■ Do this ■
Copy out all lines of the records in which the word "page" appears.

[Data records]
-- Start --

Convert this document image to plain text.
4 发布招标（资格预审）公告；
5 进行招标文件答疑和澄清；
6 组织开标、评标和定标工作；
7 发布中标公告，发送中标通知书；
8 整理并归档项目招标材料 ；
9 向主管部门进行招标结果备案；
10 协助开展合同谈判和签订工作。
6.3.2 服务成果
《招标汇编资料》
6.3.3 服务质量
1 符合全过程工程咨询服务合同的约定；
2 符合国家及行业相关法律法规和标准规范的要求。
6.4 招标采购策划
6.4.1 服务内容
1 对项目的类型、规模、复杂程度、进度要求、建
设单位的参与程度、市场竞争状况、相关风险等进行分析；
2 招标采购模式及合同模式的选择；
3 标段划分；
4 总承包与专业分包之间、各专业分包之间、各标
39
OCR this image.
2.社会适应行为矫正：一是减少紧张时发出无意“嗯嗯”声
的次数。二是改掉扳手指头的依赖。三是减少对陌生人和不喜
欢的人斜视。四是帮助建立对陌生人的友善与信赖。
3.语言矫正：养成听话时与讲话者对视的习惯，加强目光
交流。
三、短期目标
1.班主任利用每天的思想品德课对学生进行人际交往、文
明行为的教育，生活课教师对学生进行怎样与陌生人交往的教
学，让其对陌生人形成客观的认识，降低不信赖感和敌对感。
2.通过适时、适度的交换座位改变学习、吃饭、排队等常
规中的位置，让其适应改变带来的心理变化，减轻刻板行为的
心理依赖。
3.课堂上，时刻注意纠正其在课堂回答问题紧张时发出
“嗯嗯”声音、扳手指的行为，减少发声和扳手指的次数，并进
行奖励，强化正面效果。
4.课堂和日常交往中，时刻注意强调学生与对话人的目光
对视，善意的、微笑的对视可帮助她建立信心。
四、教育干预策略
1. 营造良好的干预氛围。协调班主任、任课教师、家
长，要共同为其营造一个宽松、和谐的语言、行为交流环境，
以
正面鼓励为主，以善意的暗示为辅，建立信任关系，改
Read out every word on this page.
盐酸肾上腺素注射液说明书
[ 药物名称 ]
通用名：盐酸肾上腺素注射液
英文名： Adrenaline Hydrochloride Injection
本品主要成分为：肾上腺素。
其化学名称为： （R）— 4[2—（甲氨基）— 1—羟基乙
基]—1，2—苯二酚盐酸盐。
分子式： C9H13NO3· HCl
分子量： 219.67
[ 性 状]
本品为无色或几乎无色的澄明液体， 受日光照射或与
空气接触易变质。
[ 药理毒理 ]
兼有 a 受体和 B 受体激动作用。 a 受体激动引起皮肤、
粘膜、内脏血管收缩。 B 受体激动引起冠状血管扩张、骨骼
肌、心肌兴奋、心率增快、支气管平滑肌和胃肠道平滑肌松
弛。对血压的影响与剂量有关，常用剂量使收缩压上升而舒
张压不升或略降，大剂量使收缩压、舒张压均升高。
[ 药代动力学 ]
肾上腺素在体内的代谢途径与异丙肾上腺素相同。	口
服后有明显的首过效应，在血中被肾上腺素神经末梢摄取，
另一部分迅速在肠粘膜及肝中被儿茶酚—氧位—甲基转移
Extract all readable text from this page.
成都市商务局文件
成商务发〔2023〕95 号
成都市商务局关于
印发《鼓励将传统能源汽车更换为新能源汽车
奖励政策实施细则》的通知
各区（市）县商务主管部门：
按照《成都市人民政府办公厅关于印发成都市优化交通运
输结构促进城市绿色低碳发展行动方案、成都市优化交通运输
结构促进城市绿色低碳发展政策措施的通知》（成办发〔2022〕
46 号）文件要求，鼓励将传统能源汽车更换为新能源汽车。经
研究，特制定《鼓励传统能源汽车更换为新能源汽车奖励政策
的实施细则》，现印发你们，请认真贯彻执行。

-- End --

■ Task solution ■
Read out every word on this page.
Extract all readable text from this page.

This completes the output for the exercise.